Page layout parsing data
====
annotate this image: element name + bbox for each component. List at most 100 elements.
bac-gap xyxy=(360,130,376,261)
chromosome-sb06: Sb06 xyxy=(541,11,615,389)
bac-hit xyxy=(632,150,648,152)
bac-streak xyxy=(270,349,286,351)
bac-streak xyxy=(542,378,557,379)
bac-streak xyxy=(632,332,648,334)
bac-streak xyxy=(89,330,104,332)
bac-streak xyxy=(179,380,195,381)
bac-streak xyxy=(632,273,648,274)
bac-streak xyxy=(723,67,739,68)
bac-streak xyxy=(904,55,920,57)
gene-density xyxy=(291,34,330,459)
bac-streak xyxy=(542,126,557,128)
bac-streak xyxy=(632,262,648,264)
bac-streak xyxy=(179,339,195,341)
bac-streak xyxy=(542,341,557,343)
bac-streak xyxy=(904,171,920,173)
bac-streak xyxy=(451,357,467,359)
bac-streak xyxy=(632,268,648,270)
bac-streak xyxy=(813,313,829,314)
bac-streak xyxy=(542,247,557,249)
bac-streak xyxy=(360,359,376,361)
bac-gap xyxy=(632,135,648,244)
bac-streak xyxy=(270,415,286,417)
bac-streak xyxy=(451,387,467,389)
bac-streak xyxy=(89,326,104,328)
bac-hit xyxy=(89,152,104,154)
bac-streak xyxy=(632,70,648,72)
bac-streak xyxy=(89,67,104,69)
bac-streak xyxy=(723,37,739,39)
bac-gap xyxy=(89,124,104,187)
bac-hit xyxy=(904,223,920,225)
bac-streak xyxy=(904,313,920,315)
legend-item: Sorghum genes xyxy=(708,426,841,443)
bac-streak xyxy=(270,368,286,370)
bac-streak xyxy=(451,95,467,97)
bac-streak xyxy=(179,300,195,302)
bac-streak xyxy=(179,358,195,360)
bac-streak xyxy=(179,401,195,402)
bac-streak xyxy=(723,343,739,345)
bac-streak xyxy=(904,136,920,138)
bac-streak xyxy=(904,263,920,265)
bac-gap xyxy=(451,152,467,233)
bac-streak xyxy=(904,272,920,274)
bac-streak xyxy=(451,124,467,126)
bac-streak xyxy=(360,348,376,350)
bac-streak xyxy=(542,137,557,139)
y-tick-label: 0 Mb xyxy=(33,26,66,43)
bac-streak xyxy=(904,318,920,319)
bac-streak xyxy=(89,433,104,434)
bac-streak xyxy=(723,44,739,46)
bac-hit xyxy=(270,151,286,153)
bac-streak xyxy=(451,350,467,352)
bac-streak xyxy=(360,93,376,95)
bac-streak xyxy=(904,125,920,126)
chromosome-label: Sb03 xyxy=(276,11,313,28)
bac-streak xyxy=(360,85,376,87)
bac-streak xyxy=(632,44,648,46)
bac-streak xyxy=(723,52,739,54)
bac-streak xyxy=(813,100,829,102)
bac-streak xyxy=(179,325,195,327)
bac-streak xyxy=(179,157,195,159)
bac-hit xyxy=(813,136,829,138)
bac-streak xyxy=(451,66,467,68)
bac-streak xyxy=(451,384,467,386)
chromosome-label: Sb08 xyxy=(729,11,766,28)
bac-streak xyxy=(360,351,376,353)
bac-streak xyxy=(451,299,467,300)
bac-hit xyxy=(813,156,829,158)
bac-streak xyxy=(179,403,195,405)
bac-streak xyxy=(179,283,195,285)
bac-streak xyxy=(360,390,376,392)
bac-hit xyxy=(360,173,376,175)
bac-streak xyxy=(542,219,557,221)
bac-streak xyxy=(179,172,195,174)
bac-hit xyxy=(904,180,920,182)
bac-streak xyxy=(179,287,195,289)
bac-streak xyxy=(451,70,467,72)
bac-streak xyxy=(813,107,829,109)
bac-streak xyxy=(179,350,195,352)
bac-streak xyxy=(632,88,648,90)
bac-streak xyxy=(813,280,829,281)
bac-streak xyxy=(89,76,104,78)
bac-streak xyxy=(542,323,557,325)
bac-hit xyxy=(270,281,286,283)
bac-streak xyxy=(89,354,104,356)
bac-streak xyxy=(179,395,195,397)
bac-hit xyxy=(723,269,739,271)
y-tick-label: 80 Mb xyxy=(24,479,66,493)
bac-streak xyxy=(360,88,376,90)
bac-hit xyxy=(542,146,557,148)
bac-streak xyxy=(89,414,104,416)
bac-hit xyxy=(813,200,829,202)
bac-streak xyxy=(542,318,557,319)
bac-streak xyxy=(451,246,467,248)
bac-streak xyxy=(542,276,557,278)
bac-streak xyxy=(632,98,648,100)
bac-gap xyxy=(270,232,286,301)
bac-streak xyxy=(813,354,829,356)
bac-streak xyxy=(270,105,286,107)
====
What is being asked
With no words changed, transcribe the records above.

Finished task
annotate this image: element name + bbox for each component. List at most 100 elements.
bac-gap xyxy=(360,130,376,261)
chromosome-sb06: Sb06 xyxy=(541,11,615,389)
bac-hit xyxy=(632,150,648,152)
bac-streak xyxy=(270,349,286,351)
bac-streak xyxy=(542,378,557,379)
bac-streak xyxy=(632,332,648,334)
bac-streak xyxy=(89,330,104,332)
bac-streak xyxy=(179,380,195,381)
bac-streak xyxy=(632,273,648,274)
bac-streak xyxy=(723,67,739,68)
bac-streak xyxy=(904,55,920,57)
gene-density xyxy=(291,34,330,459)
bac-streak xyxy=(542,126,557,128)
bac-streak xyxy=(632,262,648,264)
bac-streak xyxy=(179,339,195,341)
bac-streak xyxy=(542,341,557,343)
bac-streak xyxy=(904,171,920,173)
bac-streak xyxy=(451,357,467,359)
bac-streak xyxy=(632,268,648,270)
bac-streak xyxy=(813,313,829,314)
bac-streak xyxy=(542,247,557,249)
bac-streak xyxy=(360,359,376,361)
bac-gap xyxy=(632,135,648,244)
bac-streak xyxy=(270,415,286,417)
bac-streak xyxy=(451,387,467,389)
bac-streak xyxy=(89,326,104,328)
bac-hit xyxy=(89,152,104,154)
bac-streak xyxy=(632,70,648,72)
bac-streak xyxy=(89,67,104,69)
bac-streak xyxy=(723,37,739,39)
bac-gap xyxy=(89,124,104,187)
bac-hit xyxy=(904,223,920,225)
bac-streak xyxy=(904,313,920,315)
legend-item: Sorghum genes xyxy=(708,426,841,443)
bac-streak xyxy=(270,368,286,370)
bac-streak xyxy=(451,95,467,97)
bac-streak xyxy=(179,300,195,302)
bac-streak xyxy=(179,358,195,360)
bac-streak xyxy=(179,401,195,402)
bac-streak xyxy=(723,343,739,345)
bac-streak xyxy=(904,136,920,138)
bac-streak xyxy=(904,263,920,265)
bac-gap xyxy=(451,152,467,233)
bac-streak xyxy=(904,272,920,274)
bac-streak xyxy=(451,124,467,126)
bac-streak xyxy=(360,348,376,350)
bac-streak xyxy=(542,137,557,139)
y-tick-label: 0 Mb xyxy=(33,26,66,43)
bac-streak xyxy=(904,318,920,319)
bac-streak xyxy=(89,433,104,434)
bac-streak xyxy=(723,44,739,46)
bac-hit xyxy=(270,151,286,153)
bac-streak xyxy=(451,350,467,352)
bac-streak xyxy=(360,93,376,95)
bac-streak xyxy=(904,125,920,126)
chromosome-label: Sb03 xyxy=(276,11,313,28)
bac-streak xyxy=(360,85,376,87)
bac-streak xyxy=(632,44,648,46)
bac-streak xyxy=(723,52,739,54)
bac-streak xyxy=(813,100,829,102)
bac-streak xyxy=(179,325,195,327)
bac-streak xyxy=(179,157,195,159)
bac-hit xyxy=(813,136,829,138)
bac-streak xyxy=(451,66,467,68)
bac-streak xyxy=(451,384,467,386)
chromosome-label: Sb08 xyxy=(729,11,766,28)
bac-streak xyxy=(360,351,376,353)
bac-streak xyxy=(451,299,467,300)
bac-hit xyxy=(813,156,829,158)
bac-streak xyxy=(179,403,195,405)
bac-streak xyxy=(179,283,195,285)
bac-streak xyxy=(360,390,376,392)
bac-hit xyxy=(360,173,376,175)
bac-streak xyxy=(542,219,557,221)
bac-streak xyxy=(179,172,195,174)
bac-hit xyxy=(904,180,920,182)
bac-streak xyxy=(179,287,195,289)
bac-streak xyxy=(451,70,467,72)
bac-streak xyxy=(813,107,829,109)
bac-streak xyxy=(179,350,195,352)
bac-streak xyxy=(632,88,648,90)
bac-streak xyxy=(813,280,829,281)
bac-streak xyxy=(89,76,104,78)
bac-streak xyxy=(542,323,557,325)
bac-hit xyxy=(270,281,286,283)
bac-streak xyxy=(89,354,104,356)
bac-streak xyxy=(179,395,195,397)
bac-hit xyxy=(723,269,739,271)
y-tick-label: 80 Mb xyxy=(24,479,66,493)
bac-streak xyxy=(360,88,376,90)
bac-hit xyxy=(542,146,557,148)
bac-streak xyxy=(89,414,104,416)
bac-hit xyxy=(813,200,829,202)
bac-streak xyxy=(542,318,557,319)
bac-streak xyxy=(451,246,467,248)
bac-streak xyxy=(542,276,557,278)
bac-streak xyxy=(632,98,648,100)
bac-gap xyxy=(270,232,286,301)
bac-streak xyxy=(813,354,829,356)
bac-streak xyxy=(270,105,286,107)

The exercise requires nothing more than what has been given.